(Dataset rows)
::::
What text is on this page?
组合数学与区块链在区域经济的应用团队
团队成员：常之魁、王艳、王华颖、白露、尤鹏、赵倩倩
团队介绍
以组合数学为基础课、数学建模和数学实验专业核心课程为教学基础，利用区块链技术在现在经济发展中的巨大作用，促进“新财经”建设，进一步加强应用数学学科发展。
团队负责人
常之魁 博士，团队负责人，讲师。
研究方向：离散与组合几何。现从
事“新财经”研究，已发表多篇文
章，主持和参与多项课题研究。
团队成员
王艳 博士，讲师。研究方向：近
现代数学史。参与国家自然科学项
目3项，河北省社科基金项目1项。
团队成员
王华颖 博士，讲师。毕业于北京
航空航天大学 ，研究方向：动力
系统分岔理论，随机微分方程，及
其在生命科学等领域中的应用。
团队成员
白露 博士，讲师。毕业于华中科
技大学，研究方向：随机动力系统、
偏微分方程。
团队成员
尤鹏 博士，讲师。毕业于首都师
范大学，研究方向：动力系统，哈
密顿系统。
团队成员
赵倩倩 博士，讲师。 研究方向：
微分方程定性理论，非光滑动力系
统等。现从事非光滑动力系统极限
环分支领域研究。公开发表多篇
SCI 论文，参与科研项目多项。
::::
:: EXERCISE DESCRIPTION ::
Exactly as shown, repeat every record.

:: SOLUTION ::
What text is on this page?
组合数学与区块链在区域经济的应用团队
团队成员：常之魁、王艳、王华颖、白露、尤鹏、赵倩倩
团队介绍
以组合数学为基础课、数学建模和数学实验专业核心课程为教学基础，利用区块链技术在现在经济发展中的巨大作用，促进“新财经”建设，进一步加强应用数学学科发展。
团队负责人
常之魁 博士，团队负责人，讲师。
研究方向：离散与组合几何。现从
事“新财经”研究，已发表多篇文
章，主持和参与多项课题研究。
团队成员
王艳 博士，讲师。研究方向：近
现代数学史。参与国家自然科学项
目3项，河北省社科基金项目1项。
团队成员
王华颖 博士，讲师。毕业于北京
航空航天大学 ，研究方向：动力
系统分岔理论，随机微分方程，及
其在生命科学等领域中的应用。
团队成员
白露 博士，讲师。毕业于华中科
技大学，研究方向：随机动力系统、
偏微分方程。
团队成员
尤鹏 博士，讲师。毕业于首都师
范大学，研究方向：动力系统，哈
密顿系统。
团队成员
赵倩倩 博士，讲师。 研究方向：
微分方程定性理论，非光滑动力系
统等。现从事非光滑动力系统极限
环分支领域研究。公开发表多篇
SCI 论文，参与科研项目多项。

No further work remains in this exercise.